What you should do => Work out how many lines of the records contain "size". Answer with the number and nothing else.

Exercise materials =>
>>>>
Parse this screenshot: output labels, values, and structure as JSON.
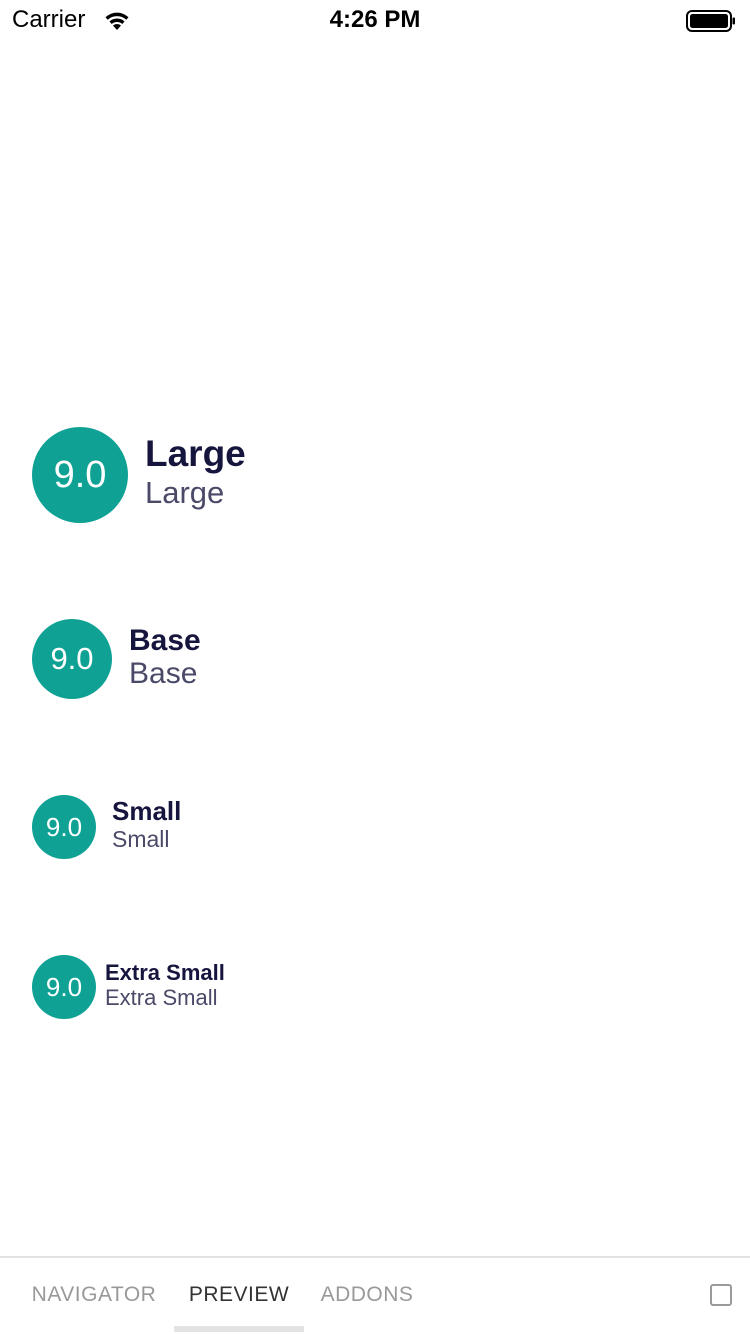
{
  "status_bar": {
    "carrier": "Carrier",
    "time": "4:26 PM",
    "wifi_icon": "wifi-icon",
    "battery_icon": "battery-icon"
  },
  "ratings": [
    {
      "size": "large",
      "score": "9.0",
      "title": "Large",
      "subtitle": "Large"
    },
    {
      "size": "base",
      "score": "9.0",
      "title": "Base",
      "subtitle": "Base"
    },
    {
      "size": "small",
      "score": "9.0",
      "title": "Small",
      "subtitle": "Small"
    },
    {
      "size": "extra-small",
      "score": "9.0",
      "title": "Extra Small",
      "subtitle": "Extra Small"
    }
  ],
  "tabbar": {
    "tabs": [
      {
        "label": "NAVIGATOR",
        "active": false
      },
      {
        "label": "PREVIEW",
        "active": true
      },
      {
        "label": "ADDONS",
        "active": false
      }
    ],
    "toggle_icon": "square-icon"
  },
  "colors": {
    "badge": "#0fa294",
    "title": "#16153e",
    "subtitle": "#4a4a68"
  }
}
<<<<
Result of the task => 4